▶ Do this
Records follow. Pull out every line that contains "roadmap".

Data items
--- Begin ---

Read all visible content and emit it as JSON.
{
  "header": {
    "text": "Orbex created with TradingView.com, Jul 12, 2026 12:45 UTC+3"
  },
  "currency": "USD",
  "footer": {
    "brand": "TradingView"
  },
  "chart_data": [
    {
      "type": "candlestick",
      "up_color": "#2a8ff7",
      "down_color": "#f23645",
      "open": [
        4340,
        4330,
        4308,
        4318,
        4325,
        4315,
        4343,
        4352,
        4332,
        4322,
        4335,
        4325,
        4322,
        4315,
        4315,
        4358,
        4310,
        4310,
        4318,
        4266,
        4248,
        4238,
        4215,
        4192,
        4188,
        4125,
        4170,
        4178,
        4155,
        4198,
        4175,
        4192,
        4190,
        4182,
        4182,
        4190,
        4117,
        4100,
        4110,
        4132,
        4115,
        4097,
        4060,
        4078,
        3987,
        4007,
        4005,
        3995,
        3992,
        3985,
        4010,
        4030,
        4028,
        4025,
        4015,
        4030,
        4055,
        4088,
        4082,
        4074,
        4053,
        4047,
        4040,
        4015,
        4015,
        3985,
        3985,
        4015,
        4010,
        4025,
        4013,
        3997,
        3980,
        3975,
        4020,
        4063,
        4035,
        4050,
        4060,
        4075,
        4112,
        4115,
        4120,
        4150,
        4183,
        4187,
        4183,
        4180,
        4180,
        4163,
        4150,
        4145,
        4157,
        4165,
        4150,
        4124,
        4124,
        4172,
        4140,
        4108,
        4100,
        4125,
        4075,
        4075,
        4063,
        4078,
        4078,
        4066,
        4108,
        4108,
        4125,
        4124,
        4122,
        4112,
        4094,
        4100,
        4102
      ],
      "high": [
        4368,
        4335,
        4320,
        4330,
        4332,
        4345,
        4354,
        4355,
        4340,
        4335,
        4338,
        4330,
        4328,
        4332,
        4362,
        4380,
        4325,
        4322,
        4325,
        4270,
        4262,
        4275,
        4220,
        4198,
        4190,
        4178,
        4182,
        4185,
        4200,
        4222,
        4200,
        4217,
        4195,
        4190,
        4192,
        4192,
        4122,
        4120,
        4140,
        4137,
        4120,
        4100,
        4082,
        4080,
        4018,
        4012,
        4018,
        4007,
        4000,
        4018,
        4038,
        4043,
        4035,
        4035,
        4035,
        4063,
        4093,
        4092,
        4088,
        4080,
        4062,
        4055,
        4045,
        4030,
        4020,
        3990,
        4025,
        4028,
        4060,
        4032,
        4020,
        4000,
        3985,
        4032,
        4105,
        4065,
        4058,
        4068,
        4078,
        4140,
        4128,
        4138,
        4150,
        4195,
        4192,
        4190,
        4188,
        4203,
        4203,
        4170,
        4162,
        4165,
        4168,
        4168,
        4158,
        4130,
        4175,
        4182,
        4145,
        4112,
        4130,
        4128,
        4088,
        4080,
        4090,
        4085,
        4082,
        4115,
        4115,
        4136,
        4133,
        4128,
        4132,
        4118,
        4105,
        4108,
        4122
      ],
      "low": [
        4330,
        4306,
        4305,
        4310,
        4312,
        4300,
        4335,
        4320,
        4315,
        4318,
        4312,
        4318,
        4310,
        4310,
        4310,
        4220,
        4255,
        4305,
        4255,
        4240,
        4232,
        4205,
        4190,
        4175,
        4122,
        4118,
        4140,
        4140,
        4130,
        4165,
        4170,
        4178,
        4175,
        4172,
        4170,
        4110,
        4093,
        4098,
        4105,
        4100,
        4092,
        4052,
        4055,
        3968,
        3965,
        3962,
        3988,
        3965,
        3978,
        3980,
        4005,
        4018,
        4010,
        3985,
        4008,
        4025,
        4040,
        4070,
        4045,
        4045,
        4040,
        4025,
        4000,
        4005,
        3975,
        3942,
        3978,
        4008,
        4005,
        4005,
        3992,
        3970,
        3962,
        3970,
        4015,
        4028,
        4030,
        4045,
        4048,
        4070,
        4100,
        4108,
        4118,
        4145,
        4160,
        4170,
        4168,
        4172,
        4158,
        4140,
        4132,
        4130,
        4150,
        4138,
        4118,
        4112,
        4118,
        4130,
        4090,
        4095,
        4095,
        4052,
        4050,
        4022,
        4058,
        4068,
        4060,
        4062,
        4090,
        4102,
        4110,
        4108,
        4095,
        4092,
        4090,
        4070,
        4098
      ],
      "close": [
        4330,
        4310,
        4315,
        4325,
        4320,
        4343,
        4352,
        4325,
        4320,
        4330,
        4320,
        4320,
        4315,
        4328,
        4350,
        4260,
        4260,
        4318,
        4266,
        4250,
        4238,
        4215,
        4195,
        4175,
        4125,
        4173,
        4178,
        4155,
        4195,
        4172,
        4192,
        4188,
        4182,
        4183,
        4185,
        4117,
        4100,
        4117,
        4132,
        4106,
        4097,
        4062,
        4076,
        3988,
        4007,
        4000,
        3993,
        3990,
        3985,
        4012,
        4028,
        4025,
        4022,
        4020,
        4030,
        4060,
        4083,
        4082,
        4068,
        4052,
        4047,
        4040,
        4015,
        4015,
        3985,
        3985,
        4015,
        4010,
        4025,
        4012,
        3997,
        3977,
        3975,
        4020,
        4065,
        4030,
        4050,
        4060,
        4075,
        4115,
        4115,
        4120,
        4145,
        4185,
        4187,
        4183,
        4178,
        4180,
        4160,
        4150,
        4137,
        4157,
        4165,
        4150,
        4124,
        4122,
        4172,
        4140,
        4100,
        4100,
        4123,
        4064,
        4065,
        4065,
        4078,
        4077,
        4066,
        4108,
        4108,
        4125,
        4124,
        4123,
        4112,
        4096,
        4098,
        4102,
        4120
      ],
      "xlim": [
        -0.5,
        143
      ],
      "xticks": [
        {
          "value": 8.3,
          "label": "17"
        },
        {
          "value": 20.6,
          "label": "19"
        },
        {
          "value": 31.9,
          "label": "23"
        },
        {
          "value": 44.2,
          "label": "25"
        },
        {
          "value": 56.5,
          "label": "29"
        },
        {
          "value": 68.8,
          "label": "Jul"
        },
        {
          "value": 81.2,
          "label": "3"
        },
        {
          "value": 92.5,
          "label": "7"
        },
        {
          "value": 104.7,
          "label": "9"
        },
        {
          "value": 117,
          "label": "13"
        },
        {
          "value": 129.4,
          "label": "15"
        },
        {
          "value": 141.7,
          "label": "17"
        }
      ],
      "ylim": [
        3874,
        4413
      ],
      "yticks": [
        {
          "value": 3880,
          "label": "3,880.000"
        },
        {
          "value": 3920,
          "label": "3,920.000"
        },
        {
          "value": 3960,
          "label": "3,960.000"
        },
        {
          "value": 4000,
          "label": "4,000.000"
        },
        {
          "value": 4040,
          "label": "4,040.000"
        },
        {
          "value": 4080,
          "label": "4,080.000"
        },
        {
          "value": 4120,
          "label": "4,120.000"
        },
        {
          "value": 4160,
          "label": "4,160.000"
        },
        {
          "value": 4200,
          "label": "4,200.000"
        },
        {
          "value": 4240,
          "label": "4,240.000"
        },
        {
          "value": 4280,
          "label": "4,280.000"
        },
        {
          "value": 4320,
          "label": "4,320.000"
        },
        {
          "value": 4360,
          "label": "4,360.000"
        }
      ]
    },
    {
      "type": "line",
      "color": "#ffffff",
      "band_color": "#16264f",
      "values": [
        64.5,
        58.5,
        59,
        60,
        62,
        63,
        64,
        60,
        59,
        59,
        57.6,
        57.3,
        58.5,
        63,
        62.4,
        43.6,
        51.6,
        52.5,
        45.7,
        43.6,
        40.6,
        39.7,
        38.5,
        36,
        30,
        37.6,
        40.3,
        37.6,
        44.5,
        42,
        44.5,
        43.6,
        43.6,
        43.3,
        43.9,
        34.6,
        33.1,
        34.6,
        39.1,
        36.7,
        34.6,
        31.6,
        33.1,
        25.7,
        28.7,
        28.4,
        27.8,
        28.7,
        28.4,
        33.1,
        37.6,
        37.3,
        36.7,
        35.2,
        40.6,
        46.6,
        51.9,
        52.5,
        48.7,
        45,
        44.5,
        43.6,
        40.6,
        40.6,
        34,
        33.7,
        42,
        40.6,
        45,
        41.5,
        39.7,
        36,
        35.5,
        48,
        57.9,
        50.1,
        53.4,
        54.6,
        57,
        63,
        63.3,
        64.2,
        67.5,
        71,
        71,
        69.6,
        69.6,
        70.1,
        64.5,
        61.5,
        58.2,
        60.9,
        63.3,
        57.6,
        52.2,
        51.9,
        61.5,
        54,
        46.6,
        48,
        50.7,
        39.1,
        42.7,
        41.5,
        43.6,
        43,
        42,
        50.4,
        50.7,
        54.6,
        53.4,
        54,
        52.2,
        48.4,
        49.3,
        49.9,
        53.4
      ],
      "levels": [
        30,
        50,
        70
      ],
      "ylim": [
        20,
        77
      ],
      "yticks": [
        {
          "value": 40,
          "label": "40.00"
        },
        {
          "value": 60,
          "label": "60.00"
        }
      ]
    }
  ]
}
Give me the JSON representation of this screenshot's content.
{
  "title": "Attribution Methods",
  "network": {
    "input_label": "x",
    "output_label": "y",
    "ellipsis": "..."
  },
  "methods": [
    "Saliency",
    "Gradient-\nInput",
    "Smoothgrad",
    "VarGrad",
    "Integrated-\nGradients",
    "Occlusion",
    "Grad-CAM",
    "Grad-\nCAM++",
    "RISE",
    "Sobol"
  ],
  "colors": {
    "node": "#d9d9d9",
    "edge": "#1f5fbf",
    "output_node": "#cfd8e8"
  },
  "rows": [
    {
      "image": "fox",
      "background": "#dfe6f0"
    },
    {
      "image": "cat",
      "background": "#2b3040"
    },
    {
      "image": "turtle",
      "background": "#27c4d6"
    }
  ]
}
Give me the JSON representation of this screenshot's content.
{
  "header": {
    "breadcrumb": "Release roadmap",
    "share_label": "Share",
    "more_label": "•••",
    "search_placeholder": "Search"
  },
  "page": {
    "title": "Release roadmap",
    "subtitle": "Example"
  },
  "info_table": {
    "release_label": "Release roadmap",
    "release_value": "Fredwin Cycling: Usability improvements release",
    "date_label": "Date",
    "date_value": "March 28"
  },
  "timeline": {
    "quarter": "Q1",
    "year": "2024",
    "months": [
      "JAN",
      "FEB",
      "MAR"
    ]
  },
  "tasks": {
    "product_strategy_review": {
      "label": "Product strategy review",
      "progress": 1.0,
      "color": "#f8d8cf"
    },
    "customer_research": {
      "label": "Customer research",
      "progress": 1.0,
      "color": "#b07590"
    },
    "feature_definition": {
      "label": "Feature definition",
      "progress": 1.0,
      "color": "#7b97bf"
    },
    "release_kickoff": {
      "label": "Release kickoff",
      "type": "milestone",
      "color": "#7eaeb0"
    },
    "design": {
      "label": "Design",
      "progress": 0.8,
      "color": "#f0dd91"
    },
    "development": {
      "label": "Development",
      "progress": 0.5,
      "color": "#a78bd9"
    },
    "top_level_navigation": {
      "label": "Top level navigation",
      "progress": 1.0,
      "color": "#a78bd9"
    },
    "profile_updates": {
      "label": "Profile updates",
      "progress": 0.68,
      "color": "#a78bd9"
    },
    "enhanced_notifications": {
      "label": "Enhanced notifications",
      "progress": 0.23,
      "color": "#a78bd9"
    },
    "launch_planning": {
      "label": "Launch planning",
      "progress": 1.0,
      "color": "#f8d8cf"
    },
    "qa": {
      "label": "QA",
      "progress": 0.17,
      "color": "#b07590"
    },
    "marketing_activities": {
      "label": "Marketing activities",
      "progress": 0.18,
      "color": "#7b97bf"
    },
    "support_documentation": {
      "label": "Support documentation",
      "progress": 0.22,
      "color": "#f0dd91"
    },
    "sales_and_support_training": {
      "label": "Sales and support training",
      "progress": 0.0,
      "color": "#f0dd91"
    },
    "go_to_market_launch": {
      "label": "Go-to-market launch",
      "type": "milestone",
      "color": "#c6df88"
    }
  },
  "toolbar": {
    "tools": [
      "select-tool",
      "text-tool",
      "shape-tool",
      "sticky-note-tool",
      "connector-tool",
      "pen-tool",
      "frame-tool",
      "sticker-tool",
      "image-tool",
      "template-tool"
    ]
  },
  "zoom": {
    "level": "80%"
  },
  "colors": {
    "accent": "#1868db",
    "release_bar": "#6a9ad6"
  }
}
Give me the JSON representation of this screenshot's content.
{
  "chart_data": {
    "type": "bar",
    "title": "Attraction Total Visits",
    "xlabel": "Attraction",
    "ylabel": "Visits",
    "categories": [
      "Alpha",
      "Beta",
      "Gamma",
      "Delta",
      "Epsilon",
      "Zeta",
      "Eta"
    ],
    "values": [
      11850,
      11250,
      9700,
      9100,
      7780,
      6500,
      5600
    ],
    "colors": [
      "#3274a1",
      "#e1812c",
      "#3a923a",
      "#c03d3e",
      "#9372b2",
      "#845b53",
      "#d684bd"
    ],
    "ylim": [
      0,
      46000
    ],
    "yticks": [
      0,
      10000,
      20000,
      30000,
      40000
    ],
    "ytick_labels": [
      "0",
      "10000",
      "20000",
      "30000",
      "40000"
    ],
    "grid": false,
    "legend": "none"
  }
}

--- End ---

▶ Task solution
    "breadcrumb": "Release roadmap",
    "title": "Release roadmap",
    "release_label": "Release roadmap",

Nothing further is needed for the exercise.